[Set task]:
Using the data below, copy each line that includes the word "also".

━━━━━ Available records

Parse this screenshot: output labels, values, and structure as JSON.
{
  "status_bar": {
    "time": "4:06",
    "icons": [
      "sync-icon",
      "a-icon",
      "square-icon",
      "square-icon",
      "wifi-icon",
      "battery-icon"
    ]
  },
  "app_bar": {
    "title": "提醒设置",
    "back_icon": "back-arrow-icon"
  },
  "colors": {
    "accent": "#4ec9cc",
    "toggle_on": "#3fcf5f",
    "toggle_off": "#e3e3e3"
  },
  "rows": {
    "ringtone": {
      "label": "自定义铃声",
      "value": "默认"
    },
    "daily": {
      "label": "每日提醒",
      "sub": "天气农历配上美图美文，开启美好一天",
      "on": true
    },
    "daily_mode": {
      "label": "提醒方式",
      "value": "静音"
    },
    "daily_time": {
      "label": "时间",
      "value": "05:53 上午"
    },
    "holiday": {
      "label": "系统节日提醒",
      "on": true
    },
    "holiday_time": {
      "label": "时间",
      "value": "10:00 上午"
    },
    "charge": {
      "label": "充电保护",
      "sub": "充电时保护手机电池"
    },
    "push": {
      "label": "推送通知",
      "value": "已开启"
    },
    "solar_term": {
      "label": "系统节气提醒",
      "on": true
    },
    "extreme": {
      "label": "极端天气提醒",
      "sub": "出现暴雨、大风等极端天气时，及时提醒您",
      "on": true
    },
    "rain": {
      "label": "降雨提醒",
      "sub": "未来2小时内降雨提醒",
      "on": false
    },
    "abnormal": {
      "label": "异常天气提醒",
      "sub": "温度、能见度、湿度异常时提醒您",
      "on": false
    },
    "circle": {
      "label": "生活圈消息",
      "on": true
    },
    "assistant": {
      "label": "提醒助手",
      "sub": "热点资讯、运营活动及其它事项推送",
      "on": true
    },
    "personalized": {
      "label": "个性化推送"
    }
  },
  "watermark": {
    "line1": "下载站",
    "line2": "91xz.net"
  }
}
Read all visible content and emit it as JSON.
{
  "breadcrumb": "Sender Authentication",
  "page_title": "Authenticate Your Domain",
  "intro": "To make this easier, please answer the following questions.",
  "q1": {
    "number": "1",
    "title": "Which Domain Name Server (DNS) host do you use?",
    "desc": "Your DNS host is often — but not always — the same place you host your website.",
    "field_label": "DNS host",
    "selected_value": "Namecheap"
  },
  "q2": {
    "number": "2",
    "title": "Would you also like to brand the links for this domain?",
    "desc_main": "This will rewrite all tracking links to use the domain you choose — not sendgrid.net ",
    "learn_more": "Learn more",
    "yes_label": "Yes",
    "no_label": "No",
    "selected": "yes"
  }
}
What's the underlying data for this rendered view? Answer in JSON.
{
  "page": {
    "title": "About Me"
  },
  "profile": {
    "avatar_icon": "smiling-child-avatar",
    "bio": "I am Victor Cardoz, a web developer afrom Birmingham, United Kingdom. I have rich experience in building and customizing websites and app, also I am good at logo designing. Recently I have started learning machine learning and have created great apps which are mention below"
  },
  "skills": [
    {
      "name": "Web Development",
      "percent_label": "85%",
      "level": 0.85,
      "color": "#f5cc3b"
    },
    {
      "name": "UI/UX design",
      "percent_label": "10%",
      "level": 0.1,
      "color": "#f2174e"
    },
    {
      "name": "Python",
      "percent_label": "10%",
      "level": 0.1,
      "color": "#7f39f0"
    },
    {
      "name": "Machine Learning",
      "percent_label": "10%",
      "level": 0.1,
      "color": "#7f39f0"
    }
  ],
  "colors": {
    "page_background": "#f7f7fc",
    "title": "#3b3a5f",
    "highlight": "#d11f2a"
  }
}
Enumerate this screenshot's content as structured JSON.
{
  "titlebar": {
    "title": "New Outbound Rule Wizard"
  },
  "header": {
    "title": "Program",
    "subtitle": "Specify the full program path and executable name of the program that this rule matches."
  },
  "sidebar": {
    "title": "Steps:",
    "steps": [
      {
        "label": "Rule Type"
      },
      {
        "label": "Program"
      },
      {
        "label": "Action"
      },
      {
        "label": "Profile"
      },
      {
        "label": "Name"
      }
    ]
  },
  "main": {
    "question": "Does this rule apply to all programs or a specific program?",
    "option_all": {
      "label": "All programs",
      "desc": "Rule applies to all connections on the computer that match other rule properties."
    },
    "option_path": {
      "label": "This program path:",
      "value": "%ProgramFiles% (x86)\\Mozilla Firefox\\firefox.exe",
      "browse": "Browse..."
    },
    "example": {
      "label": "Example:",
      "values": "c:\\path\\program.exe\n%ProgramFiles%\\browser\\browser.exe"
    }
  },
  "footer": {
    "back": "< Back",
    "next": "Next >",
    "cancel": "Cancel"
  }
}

━━━━━━━━━━

[Correct response]:
    "title": "Would you also like to brand the links for this domain?",
    "bio": "I am Victor Cardoz, a web developer afrom Birmingham, United Kingdom. I have rich experience in building and customizing websites and app, also I am good at logo designing. Recently I have started learning machine learning and have created great apps which are mention below"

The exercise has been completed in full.